=== PROBLEM DESCRIPTION ===
Skip the images. Copy the records exactly as written.

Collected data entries
__________
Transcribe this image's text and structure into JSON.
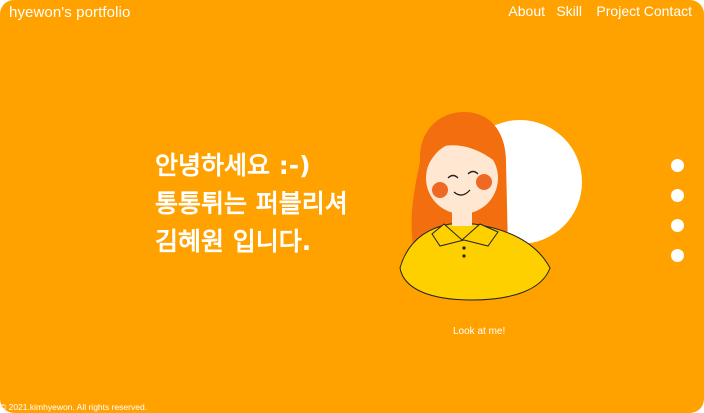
{
  "header": {
    "brand": "hyewon's portfolio",
    "nav": [
      {
        "label": "About"
      },
      {
        "label": "Skill"
      },
      {
        "label": "Project"
      },
      {
        "label": "Contact"
      }
    ]
  },
  "hero": {
    "lines": [
      "안녕하세요 :-)",
      "통통튀는 퍼블리셔",
      "김혜원 입니다."
    ]
  },
  "illustration": {
    "caption": "Look at me!"
  },
  "pager": {
    "count": 4
  },
  "footer": {
    "copyright": "© 2021.kimhyewon. All rights reserved."
  },
  "colors": {
    "background": "#ffa200",
    "hair": "#f26e0f",
    "shirt": "#ffd000",
    "circle": "#ffffff",
    "text": "#ffffff"
  }
}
__________
=== RESULT BELOW ===
Transcribe this image's text and structure into JSON.
{
  "header": {
    "brand": "hyewon's portfolio",
    "nav": [
      {
        "label": "About"
      },
      {
        "label": "Skill"
      },
      {
        "label": "Project"
      },
      {
        "label": "Contact"
      }
    ]
  },
  "hero": {
    "lines": [
      "안녕하세요 :-)",
      "통통튀는 퍼블리셔",
      "김혜원 입니다."
    ]
  },
  "illustration": {
    "caption": "Look at me!"
  },
  "pager": {
    "count": 4
  },
  "footer": {
    "copyright": "© 2021.kimhyewon. All rights reserved."
  },
  "colors": {
    "background": "#ffa200",
    "hair": "#f26e0f",
    "shirt": "#ffd000",
    "circle": "#ffffff",
    "text": "#ffffff"
  }
}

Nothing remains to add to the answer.